_YOUR INSTRUCTIONS_
List all the lines in these records that hold "decision".

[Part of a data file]
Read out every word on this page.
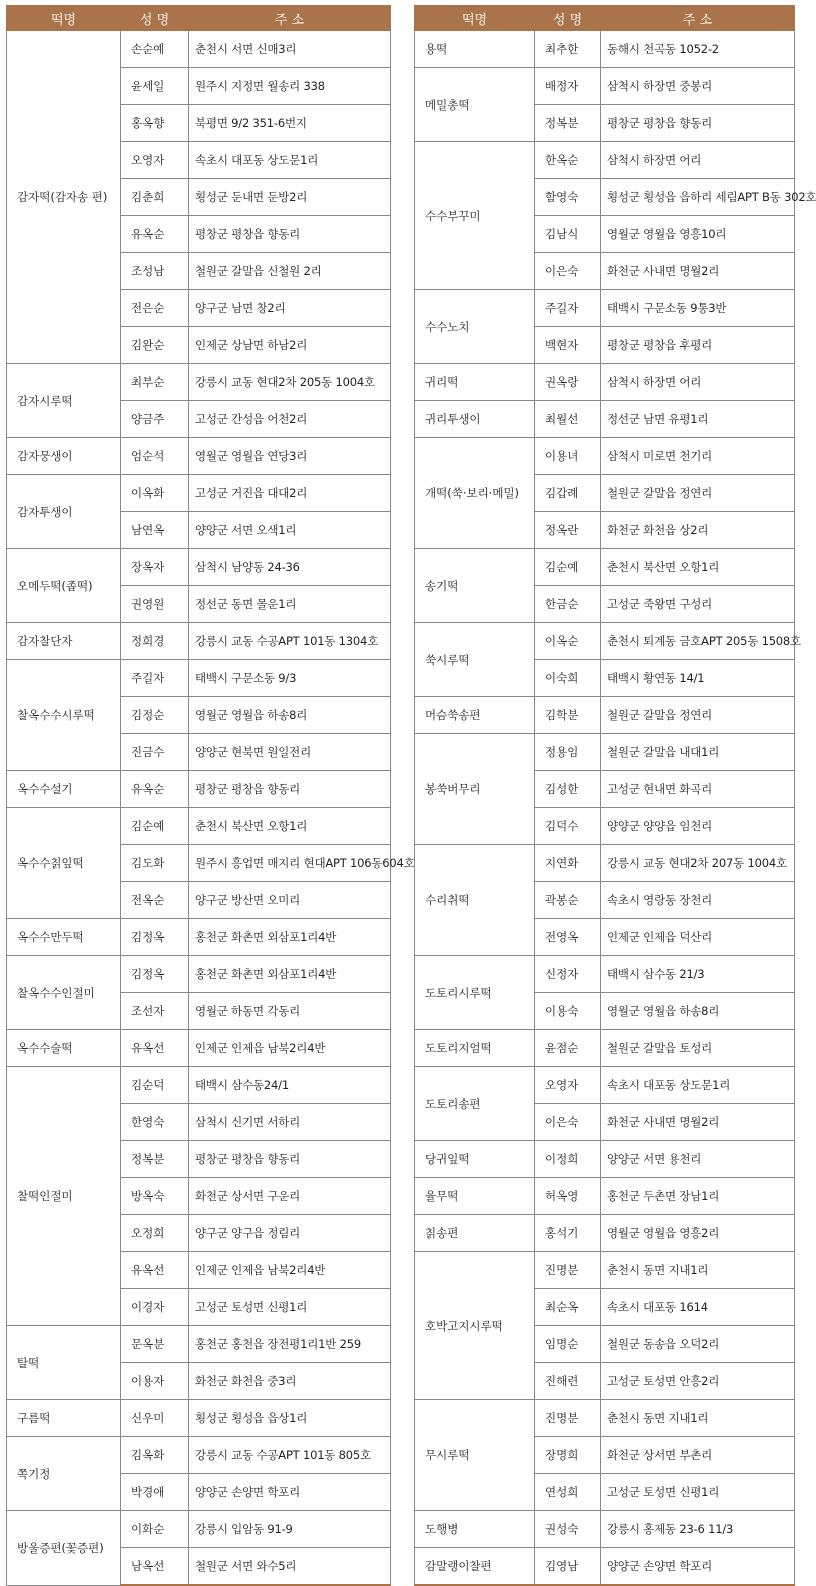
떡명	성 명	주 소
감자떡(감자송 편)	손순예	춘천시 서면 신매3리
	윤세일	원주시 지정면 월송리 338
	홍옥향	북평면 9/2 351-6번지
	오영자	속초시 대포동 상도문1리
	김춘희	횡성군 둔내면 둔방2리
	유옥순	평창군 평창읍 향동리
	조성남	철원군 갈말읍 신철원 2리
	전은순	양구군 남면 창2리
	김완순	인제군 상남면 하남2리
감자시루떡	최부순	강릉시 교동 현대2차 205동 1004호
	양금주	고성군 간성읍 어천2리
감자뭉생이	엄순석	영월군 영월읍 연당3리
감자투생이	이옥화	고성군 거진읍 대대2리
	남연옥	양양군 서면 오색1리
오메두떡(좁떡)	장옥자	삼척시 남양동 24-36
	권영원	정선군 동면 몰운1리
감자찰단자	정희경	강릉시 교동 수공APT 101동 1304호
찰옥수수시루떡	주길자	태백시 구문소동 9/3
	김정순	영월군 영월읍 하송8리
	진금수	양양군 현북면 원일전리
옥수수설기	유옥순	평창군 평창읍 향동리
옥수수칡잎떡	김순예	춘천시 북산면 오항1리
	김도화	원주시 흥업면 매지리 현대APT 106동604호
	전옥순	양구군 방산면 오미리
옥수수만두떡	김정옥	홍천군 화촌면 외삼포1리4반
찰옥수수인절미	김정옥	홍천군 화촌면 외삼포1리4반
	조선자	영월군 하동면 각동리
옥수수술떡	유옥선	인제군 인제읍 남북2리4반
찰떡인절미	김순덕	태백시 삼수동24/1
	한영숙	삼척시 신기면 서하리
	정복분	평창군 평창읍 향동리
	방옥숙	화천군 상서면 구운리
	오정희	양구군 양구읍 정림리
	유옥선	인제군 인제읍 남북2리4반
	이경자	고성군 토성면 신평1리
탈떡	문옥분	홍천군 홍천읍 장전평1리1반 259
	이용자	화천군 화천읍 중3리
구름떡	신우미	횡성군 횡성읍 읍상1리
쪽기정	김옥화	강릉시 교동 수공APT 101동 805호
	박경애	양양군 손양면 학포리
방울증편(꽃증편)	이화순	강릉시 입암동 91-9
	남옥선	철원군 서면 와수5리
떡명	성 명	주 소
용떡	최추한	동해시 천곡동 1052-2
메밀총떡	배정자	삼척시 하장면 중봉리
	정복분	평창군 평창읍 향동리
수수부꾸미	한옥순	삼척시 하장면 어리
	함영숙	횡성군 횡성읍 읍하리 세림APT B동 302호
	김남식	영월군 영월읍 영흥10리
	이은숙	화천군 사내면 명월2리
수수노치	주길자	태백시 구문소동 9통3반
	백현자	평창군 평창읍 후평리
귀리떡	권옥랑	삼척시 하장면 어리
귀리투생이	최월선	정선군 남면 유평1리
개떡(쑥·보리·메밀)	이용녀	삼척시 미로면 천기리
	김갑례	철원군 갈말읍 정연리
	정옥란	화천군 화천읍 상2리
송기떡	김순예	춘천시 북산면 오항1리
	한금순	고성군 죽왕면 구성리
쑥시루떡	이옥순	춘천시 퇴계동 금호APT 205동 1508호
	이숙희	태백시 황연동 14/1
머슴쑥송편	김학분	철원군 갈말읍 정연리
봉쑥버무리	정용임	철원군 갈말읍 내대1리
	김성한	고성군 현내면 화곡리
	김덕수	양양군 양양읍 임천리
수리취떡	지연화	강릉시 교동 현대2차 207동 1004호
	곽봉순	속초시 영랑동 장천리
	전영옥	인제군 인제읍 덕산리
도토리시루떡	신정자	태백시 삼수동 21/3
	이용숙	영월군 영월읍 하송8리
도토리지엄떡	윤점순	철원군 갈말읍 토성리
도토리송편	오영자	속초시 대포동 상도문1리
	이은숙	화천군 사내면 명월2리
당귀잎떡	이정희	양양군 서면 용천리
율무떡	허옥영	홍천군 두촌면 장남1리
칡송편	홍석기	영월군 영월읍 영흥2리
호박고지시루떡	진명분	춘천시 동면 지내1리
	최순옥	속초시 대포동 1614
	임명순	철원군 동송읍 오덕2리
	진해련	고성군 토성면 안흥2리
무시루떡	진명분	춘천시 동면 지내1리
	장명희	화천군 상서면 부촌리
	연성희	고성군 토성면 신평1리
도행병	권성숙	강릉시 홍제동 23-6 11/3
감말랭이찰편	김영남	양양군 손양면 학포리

...

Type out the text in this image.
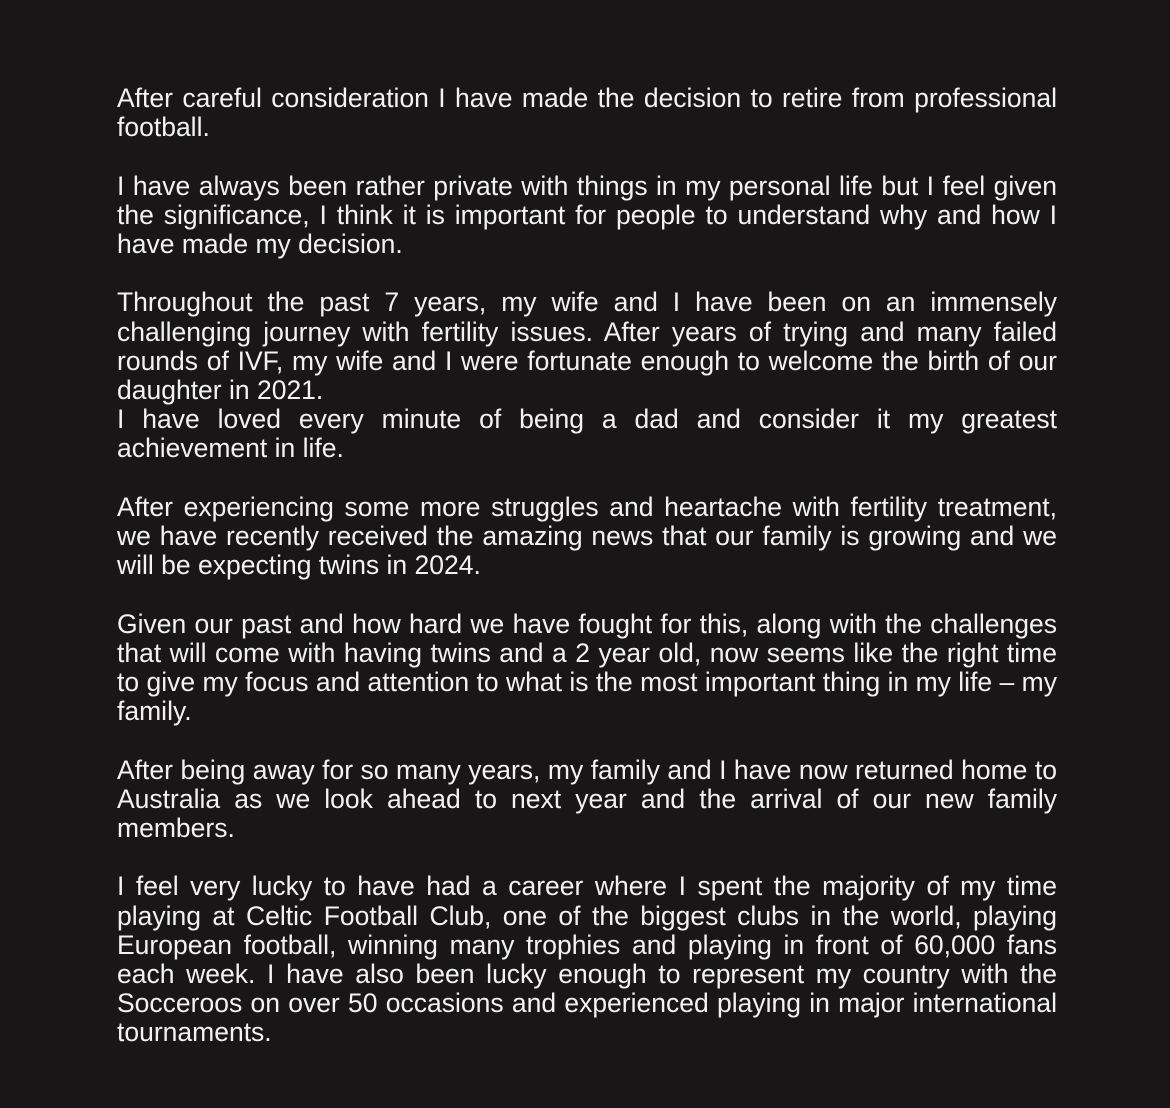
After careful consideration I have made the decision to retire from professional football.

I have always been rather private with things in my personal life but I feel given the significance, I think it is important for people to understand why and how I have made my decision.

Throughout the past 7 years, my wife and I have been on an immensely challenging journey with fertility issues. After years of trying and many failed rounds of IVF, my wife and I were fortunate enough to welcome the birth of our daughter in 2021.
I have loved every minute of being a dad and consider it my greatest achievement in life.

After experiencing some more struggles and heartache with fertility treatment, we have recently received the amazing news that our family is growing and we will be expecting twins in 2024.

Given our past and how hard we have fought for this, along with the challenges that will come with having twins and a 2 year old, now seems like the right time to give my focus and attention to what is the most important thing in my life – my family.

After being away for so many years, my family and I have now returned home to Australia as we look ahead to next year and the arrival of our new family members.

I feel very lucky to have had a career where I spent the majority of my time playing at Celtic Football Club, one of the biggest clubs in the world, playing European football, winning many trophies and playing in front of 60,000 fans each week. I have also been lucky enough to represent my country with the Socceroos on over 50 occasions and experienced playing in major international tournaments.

_EXERCISE RESPONSE_
After careful consideration I have made the decision to retire from professional football.
I have always been rather private with things in my personal life but I feel given the significance, I think it is important for people to understand why and how I have made my decision.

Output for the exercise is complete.